INSTRUCTIONS TO FOLLOW | Gather every line in the records below that contains the word "Search".

MATERIAL FOR THE TASK |

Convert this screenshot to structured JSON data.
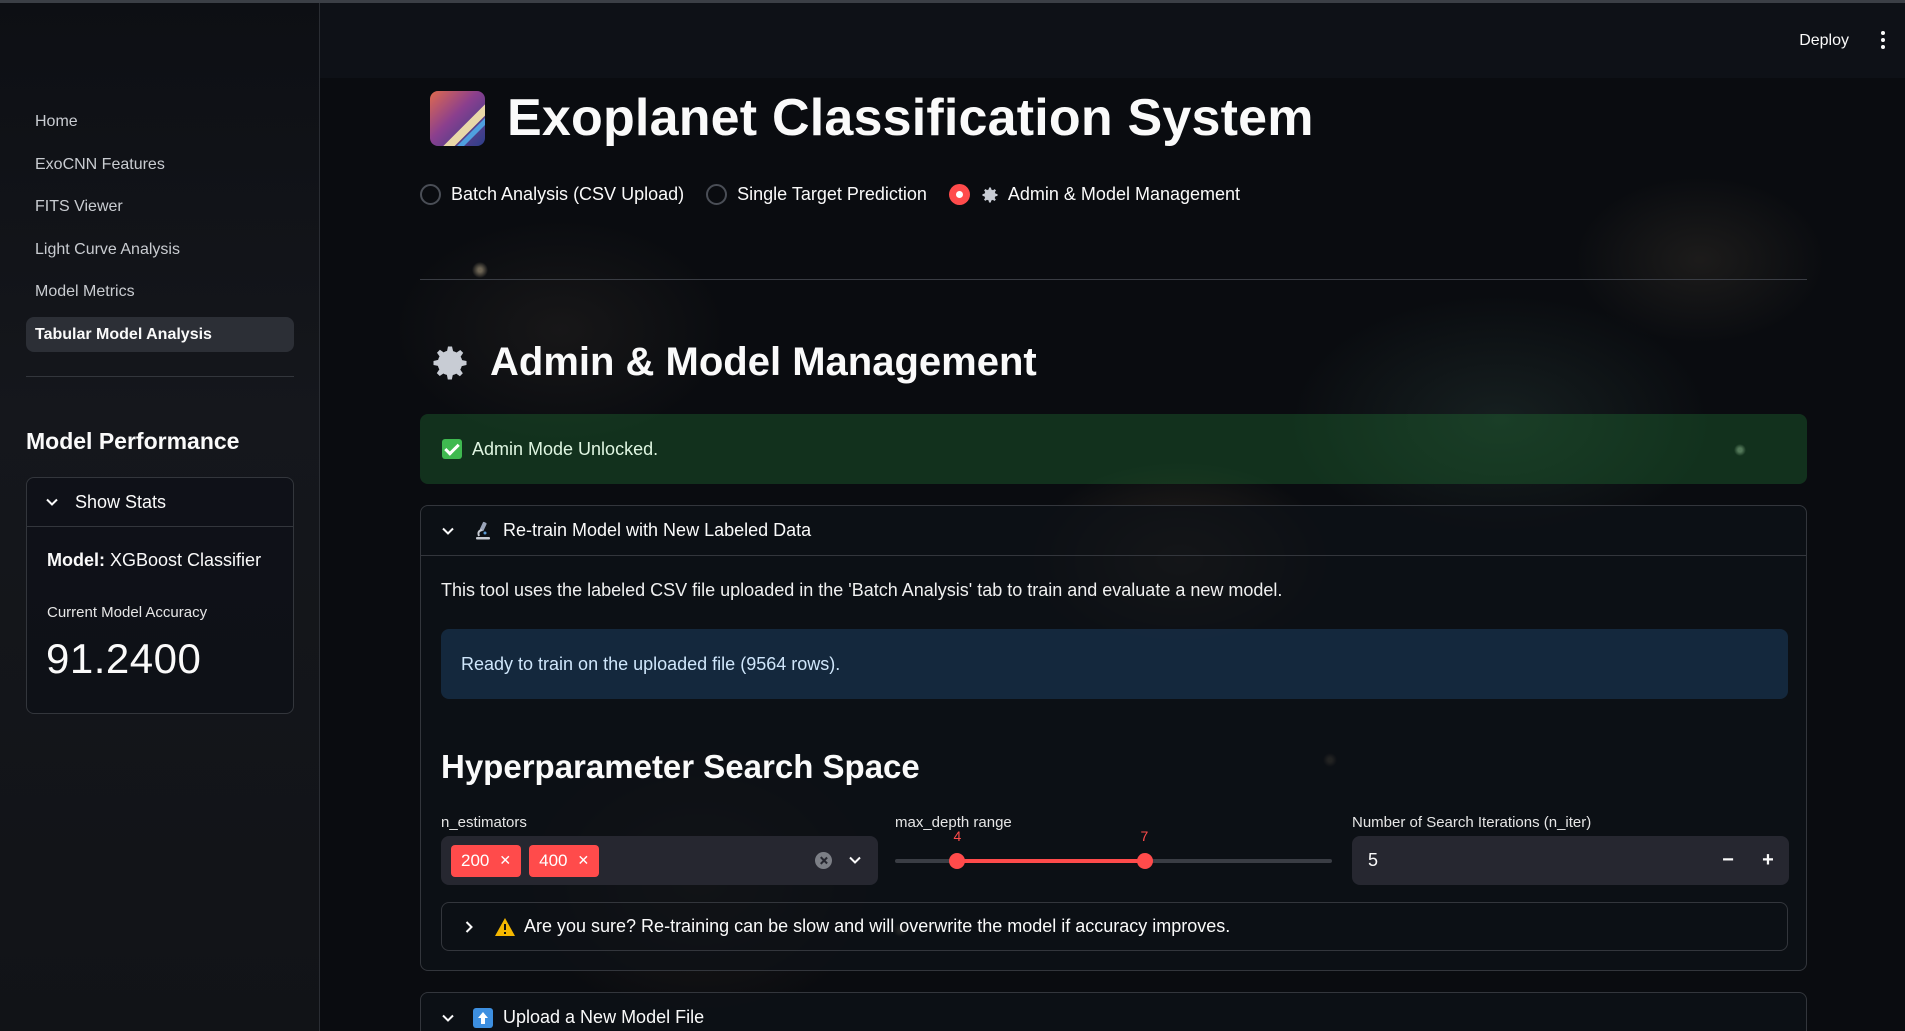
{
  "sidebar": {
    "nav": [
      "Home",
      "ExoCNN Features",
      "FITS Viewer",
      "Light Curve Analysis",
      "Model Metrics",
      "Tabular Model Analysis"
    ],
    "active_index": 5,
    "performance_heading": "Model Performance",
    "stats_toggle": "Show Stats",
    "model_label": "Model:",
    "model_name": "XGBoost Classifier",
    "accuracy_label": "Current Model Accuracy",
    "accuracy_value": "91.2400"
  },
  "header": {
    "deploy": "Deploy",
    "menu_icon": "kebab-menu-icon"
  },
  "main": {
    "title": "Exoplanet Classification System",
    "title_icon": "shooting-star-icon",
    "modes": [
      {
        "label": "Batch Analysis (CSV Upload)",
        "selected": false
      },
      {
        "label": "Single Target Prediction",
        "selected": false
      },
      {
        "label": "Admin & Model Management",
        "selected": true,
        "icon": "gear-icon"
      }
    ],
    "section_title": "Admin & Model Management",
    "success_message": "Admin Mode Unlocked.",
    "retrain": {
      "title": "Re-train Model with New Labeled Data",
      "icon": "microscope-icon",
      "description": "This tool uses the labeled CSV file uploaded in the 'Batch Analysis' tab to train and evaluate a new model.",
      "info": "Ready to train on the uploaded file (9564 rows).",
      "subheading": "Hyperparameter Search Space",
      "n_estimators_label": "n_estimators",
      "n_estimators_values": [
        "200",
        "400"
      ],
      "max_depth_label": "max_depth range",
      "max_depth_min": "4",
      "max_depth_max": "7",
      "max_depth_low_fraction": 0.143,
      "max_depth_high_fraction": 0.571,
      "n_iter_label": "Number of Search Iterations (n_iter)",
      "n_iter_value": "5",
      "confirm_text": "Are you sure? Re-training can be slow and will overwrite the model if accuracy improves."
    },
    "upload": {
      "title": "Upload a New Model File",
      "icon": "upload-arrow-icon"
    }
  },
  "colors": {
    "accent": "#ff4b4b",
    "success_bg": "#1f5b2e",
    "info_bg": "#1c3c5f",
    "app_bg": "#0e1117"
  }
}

WRITTEN SOLUTION |
      "subheading": "Hyperparameter Search Space",
      "n_iter_label": "Number of Search Iterations (n_iter)",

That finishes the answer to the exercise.